THE EXERCISE >>
Copy each line that contains the word "label".

(Entries from a visual dataset)
_ _ _
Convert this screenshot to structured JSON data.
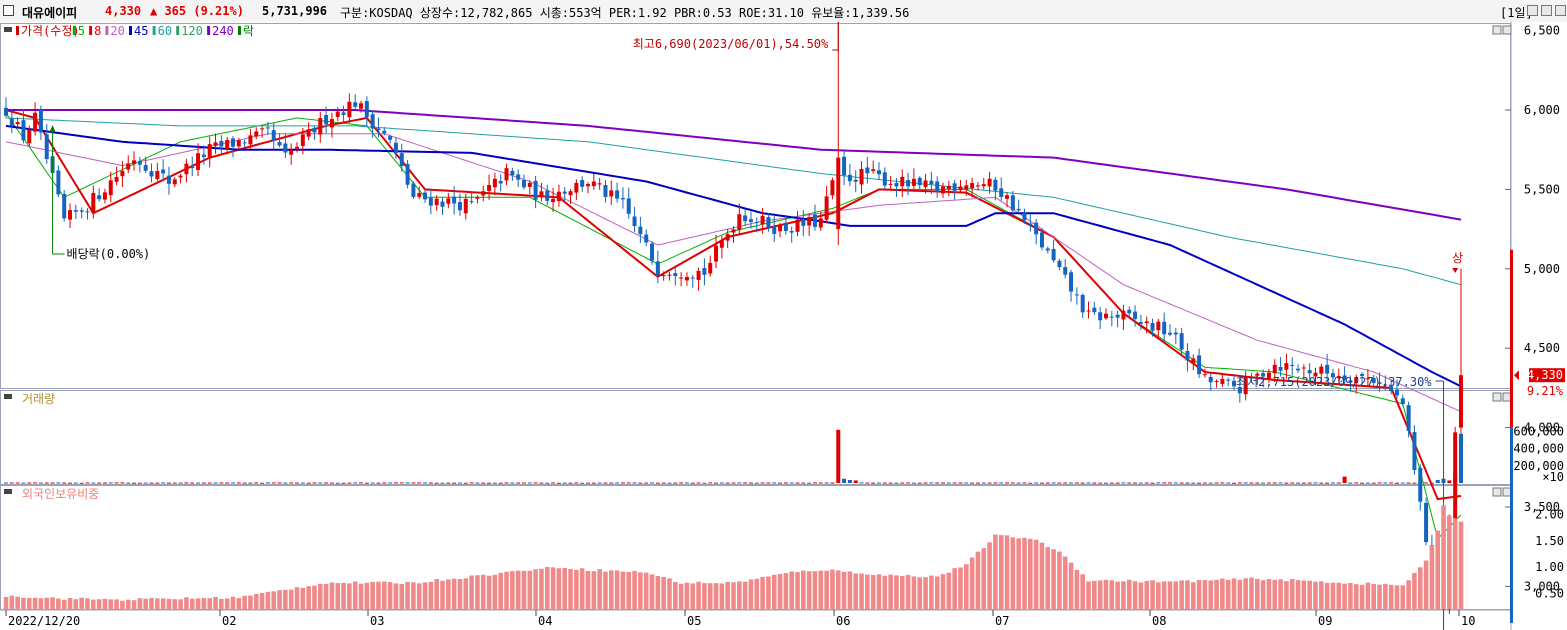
{
  "header": {
    "name": "대유에이피",
    "price": "4,330",
    "change": "▲ 365 (9.21%)",
    "volume": "5,731,996",
    "info": "구분:KOSDAQ 상장수:12,782,865 시총:553억 PER:1.92 PBR:0.53 ROE:31.10 유보율:1,339.56",
    "period": "[1일]",
    "colors": {
      "up": "#e00000",
      "text": "#000000"
    }
  },
  "legend": {
    "items": [
      {
        "label": "가격(수정)",
        "color": "#d00000"
      },
      {
        "label": "5",
        "color": "#00b000"
      },
      {
        "label": "8",
        "color": "#e00000"
      },
      {
        "label": "20",
        "color": "#c060c0"
      },
      {
        "label": "45",
        "color": "#0000c0"
      },
      {
        "label": "60",
        "color": "#20a0a0"
      },
      {
        "label": "120",
        "color": "#30a060"
      },
      {
        "label": "240",
        "color": "#8000c0"
      },
      {
        "label": "락",
        "color": "#008000"
      }
    ]
  },
  "annotations": {
    "high": "최고6,690(2023/06/01),54.50%",
    "low": "최저2,715(2023/09/27),37.30%",
    "dividend": "배당락(0.00%)",
    "limit_up": "상",
    "price_tag": "4,330",
    "pct_tag": "9.21%"
  },
  "volume_panel": {
    "title": "거래량",
    "unit": "×10"
  },
  "foreign_panel": {
    "title": "외국인보유비중"
  },
  "chart_data": [
    {
      "type": "candlestick",
      "title": "가격(수정)",
      "y_ticks": [
        "6,500",
        "6,000",
        "5,500",
        "5,000",
        "4,500",
        "4,000",
        "3,500",
        "3,000"
      ],
      "x_ticks": [
        "2022/12/20",
        "02",
        "03",
        "04",
        "05",
        "06",
        "07",
        "08",
        "09",
        "10"
      ],
      "anchors": [
        {
          "m": 0,
          "p": 6000
        },
        {
          "m": 3,
          "p": 5830
        },
        {
          "m": 5,
          "p": 5950
        },
        {
          "m": 10,
          "p": 5300
        },
        {
          "m": 14,
          "p": 5400
        },
        {
          "m": 22,
          "p": 5700
        },
        {
          "m": 28,
          "p": 5550
        },
        {
          "m": 35,
          "p": 5750
        },
        {
          "m": 45,
          "p": 5850
        },
        {
          "m": 48,
          "p": 5700
        },
        {
          "m": 55,
          "p": 5950
        },
        {
          "m": 60,
          "p": 6050
        },
        {
          "m": 66,
          "p": 5800
        },
        {
          "m": 70,
          "p": 5450
        },
        {
          "m": 80,
          "p": 5400
        },
        {
          "m": 86,
          "p": 5600
        },
        {
          "m": 92,
          "p": 5450
        },
        {
          "m": 100,
          "p": 5550
        },
        {
          "m": 106,
          "p": 5400
        },
        {
          "m": 112,
          "p": 5000
        },
        {
          "m": 120,
          "p": 4980
        },
        {
          "m": 126,
          "p": 5350
        },
        {
          "m": 133,
          "p": 5250
        },
        {
          "m": 140,
          "p": 5300
        },
        {
          "m": 142,
          "p": 5550
        },
        {
          "m": 148,
          "p": 5600
        },
        {
          "m": 152,
          "p": 5550
        },
        {
          "m": 160,
          "p": 5500
        },
        {
          "m": 165,
          "p": 5550
        },
        {
          "m": 170,
          "p": 5520
        },
        {
          "m": 173,
          "p": 5400
        },
        {
          "m": 178,
          "p": 5150
        },
        {
          "m": 186,
          "p": 4700
        },
        {
          "m": 192,
          "p": 4700
        },
        {
          "m": 200,
          "p": 4600
        },
        {
          "m": 206,
          "p": 4300
        },
        {
          "m": 212,
          "p": 4250
        },
        {
          "m": 218,
          "p": 4400
        },
        {
          "m": 226,
          "p": 4350
        },
        {
          "m": 236,
          "p": 4300
        },
        {
          "m": 240,
          "p": 4150
        },
        {
          "m": 244,
          "p": 3300
        },
        {
          "m": 247,
          "p": 2900
        },
        {
          "m": 249,
          "p": 3900
        },
        {
          "m": 250,
          "p": 4330
        }
      ],
      "ma": [
        {
          "name": "5",
          "color": "#00b000",
          "points": [
            [
              0,
              5980
            ],
            [
              10,
              5450
            ],
            [
              30,
              5800
            ],
            [
              50,
              5950
            ],
            [
              62,
              5900
            ],
            [
              72,
              5450
            ],
            [
              90,
              5450
            ],
            [
              112,
              5030
            ],
            [
              124,
              5230
            ],
            [
              142,
              5380
            ],
            [
              150,
              5500
            ],
            [
              165,
              5500
            ],
            [
              180,
              5200
            ],
            [
              192,
              4720
            ],
            [
              206,
              4380
            ],
            [
              218,
              4350
            ],
            [
              240,
              4150
            ],
            [
              246,
              3300
            ],
            [
              250,
              3450
            ]
          ]
        },
        {
          "name": "8",
          "color": "#e00000",
          "points": [
            [
              0,
              6000
            ],
            [
              5,
              5950
            ],
            [
              15,
              5350
            ],
            [
              35,
              5700
            ],
            [
              55,
              5900
            ],
            [
              62,
              5950
            ],
            [
              72,
              5500
            ],
            [
              95,
              5450
            ],
            [
              112,
              4950
            ],
            [
              124,
              5200
            ],
            [
              142,
              5350
            ],
            [
              150,
              5500
            ],
            [
              165,
              5480
            ],
            [
              180,
              5200
            ],
            [
              192,
              4720
            ],
            [
              206,
              4350
            ],
            [
              218,
              4300
            ],
            [
              238,
              4250
            ],
            [
              246,
              3550
            ],
            [
              250,
              3570
            ]
          ]
        },
        {
          "name": "20",
          "color": "#c060c0",
          "points": [
            [
              0,
              5800
            ],
            [
              20,
              5650
            ],
            [
              45,
              5850
            ],
            [
              65,
              5850
            ],
            [
              90,
              5550
            ],
            [
              112,
              5150
            ],
            [
              130,
              5300
            ],
            [
              150,
              5400
            ],
            [
              170,
              5450
            ],
            [
              192,
              4900
            ],
            [
              215,
              4550
            ],
            [
              235,
              4350
            ],
            [
              250,
              4100
            ]
          ]
        },
        {
          "name": "45",
          "color": "#0000c0",
          "points": [
            [
              0,
              5900
            ],
            [
              20,
              5800
            ],
            [
              40,
              5750
            ],
            [
              55,
              5750
            ],
            [
              80,
              5730
            ],
            [
              110,
              5550
            ],
            [
              130,
              5350
            ],
            [
              140,
              5300
            ],
            [
              145,
              5270
            ],
            [
              165,
              5270
            ],
            [
              170,
              5350
            ],
            [
              180,
              5350
            ],
            [
              200,
              5150
            ],
            [
              230,
              4650
            ],
            [
              245,
              4350
            ],
            [
              250,
              4260
            ]
          ]
        },
        {
          "name": "60",
          "color": "#20a0a0",
          "points": [
            [
              0,
              5950
            ],
            [
              30,
              5900
            ],
            [
              60,
              5900
            ],
            [
              100,
              5800
            ],
            [
              140,
              5600
            ],
            [
              180,
              5450
            ],
            [
              210,
              5200
            ],
            [
              240,
              5000
            ],
            [
              250,
              4900
            ]
          ]
        },
        {
          "name": "240",
          "color": "#8000c0",
          "points": [
            [
              0,
              6000
            ],
            [
              60,
              6000
            ],
            [
              100,
              5900
            ],
            [
              140,
              5750
            ],
            [
              180,
              5700
            ],
            [
              220,
              5500
            ],
            [
              250,
              5310
            ]
          ]
        }
      ]
    },
    {
      "type": "bar",
      "title": "거래량",
      "unit": "×10",
      "y_ticks": [
        "600,000",
        "400,000",
        "200,000"
      ],
      "baseline": 5000,
      "spikes": [
        {
          "m": 143,
          "v": 620000,
          "up": true
        },
        {
          "m": 144,
          "v": 50000,
          "up": false
        },
        {
          "m": 145,
          "v": 35000,
          "up": false
        },
        {
          "m": 146,
          "v": 30000,
          "up": true
        },
        {
          "m": 230,
          "v": 75000,
          "up": true
        },
        {
          "m": 246,
          "v": 35000,
          "up": false
        },
        {
          "m": 247,
          "v": 50000,
          "up": false
        },
        {
          "m": 248,
          "v": 30000,
          "up": true
        },
        {
          "m": 249,
          "v": 110000,
          "up": true
        },
        {
          "m": 250,
          "v": 573000,
          "up": false
        }
      ]
    },
    {
      "type": "bar",
      "title": "외국인보유비중",
      "y_ticks": [
        "2.00",
        "1.50",
        "1.00",
        "0.50"
      ],
      "ylim": [
        0.2,
        2.4
      ],
      "anchors": [
        [
          0,
          0.45
        ],
        [
          10,
          0.4
        ],
        [
          20,
          0.38
        ],
        [
          40,
          0.42
        ],
        [
          55,
          0.7
        ],
        [
          70,
          0.7
        ],
        [
          80,
          0.82
        ],
        [
          90,
          0.95
        ],
        [
          95,
          1.0
        ],
        [
          100,
          0.95
        ],
        [
          110,
          0.9
        ],
        [
          116,
          0.7
        ],
        [
          125,
          0.7
        ],
        [
          135,
          0.9
        ],
        [
          140,
          0.95
        ],
        [
          146,
          0.9
        ],
        [
          150,
          0.85
        ],
        [
          160,
          0.82
        ],
        [
          165,
          1.05
        ],
        [
          170,
          1.6
        ],
        [
          176,
          1.55
        ],
        [
          181,
          1.3
        ],
        [
          186,
          0.75
        ],
        [
          200,
          0.72
        ],
        [
          215,
          0.78
        ],
        [
          230,
          0.7
        ],
        [
          240,
          0.65
        ],
        [
          244,
          1.1
        ],
        [
          246,
          1.7
        ],
        [
          247,
          2.2
        ],
        [
          248,
          2.0
        ],
        [
          250,
          1.85
        ]
      ]
    }
  ]
}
_ _ _
RESULT >>
        "label": "가격(수정)",
        "label": "5",
        "label": "8",
        "label": "20",
        "label": "45",
        "label": "60",
        "label": "120",
        "label": "240",
        "label": "락",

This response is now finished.